"""

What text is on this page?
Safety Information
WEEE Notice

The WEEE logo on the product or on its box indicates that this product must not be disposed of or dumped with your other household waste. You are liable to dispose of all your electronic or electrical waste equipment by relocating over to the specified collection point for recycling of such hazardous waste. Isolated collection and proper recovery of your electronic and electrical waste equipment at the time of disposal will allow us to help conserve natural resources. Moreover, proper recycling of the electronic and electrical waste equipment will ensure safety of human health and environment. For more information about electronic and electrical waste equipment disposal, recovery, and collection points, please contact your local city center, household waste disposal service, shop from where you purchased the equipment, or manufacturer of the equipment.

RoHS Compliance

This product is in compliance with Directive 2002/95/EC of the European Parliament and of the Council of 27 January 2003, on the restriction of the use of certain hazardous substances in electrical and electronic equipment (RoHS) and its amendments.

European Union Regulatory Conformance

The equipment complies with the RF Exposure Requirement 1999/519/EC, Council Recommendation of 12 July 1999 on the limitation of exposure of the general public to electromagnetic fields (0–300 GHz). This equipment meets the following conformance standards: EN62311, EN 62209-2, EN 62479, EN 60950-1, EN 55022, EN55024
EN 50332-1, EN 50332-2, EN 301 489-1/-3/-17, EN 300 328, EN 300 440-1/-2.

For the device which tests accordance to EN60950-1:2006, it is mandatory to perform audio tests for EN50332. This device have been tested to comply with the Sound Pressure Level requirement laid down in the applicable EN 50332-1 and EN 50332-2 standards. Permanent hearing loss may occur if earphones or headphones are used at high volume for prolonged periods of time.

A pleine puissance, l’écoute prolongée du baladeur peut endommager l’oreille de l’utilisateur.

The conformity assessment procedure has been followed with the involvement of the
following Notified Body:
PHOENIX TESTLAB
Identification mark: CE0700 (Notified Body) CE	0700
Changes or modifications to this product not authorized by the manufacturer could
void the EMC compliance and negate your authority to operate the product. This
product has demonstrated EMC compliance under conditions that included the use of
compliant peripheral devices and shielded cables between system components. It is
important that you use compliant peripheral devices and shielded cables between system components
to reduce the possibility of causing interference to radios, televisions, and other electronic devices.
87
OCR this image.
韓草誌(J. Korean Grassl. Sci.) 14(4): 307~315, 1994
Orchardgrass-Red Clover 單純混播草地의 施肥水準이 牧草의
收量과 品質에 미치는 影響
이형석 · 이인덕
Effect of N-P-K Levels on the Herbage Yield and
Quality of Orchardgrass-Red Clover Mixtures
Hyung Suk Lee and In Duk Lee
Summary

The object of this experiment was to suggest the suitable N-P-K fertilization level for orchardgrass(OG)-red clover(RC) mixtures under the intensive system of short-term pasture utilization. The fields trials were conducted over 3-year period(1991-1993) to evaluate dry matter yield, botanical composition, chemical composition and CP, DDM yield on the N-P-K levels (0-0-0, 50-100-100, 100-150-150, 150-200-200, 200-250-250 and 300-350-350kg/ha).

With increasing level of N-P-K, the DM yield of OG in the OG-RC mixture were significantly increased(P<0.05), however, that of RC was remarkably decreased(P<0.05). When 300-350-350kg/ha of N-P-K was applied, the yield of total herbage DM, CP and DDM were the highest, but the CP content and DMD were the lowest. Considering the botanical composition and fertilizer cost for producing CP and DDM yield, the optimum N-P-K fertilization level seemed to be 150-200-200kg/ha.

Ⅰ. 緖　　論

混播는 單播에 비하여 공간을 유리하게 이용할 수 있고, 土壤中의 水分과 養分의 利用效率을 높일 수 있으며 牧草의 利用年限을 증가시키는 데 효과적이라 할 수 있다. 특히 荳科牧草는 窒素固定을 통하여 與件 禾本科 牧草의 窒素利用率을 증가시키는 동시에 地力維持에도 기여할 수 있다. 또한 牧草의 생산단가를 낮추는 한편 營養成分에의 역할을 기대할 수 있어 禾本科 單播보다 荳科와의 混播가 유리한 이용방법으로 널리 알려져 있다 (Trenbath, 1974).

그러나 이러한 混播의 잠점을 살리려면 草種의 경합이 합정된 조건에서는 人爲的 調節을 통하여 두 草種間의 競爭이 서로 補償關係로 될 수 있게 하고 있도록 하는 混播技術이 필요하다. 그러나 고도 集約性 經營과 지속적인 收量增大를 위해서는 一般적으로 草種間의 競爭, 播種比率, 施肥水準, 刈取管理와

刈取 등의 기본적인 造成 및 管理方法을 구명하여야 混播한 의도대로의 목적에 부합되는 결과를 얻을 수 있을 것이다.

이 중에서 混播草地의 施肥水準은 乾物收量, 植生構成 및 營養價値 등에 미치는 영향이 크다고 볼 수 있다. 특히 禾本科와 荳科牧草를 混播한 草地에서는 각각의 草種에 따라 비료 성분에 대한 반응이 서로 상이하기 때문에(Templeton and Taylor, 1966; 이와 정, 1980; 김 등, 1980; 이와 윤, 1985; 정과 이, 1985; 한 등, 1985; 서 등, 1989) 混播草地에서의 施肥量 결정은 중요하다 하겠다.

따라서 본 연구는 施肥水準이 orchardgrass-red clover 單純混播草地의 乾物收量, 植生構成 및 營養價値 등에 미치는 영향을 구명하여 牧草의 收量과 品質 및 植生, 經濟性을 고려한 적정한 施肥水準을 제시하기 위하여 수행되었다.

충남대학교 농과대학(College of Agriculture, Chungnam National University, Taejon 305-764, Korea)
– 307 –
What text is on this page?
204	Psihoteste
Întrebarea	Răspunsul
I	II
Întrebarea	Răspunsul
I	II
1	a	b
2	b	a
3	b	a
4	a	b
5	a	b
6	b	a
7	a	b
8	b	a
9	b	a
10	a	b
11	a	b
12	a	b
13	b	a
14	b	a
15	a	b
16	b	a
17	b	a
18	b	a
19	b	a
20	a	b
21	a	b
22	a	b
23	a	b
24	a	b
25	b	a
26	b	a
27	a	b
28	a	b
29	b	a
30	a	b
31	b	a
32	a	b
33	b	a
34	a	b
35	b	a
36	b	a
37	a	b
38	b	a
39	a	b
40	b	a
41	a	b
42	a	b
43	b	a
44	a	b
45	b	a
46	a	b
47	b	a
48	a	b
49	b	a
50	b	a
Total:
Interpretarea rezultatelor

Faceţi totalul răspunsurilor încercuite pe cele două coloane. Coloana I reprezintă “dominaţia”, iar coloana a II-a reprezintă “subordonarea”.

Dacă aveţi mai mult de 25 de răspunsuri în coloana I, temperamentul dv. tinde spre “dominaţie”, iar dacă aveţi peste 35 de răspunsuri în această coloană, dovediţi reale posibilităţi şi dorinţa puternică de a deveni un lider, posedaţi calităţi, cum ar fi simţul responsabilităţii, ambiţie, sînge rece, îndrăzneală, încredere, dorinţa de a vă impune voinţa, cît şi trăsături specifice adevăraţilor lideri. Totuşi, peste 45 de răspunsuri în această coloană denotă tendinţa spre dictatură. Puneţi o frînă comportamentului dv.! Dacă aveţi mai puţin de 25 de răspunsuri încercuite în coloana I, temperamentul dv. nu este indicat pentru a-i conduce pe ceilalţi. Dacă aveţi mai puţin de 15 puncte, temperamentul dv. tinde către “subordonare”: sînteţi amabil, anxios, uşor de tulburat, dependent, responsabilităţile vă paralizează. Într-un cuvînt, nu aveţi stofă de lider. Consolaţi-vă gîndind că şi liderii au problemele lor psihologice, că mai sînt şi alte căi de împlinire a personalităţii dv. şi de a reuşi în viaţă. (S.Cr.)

"""

Reply with the number of lines in the preceding entries that contain "manufacturer", and no other words.

2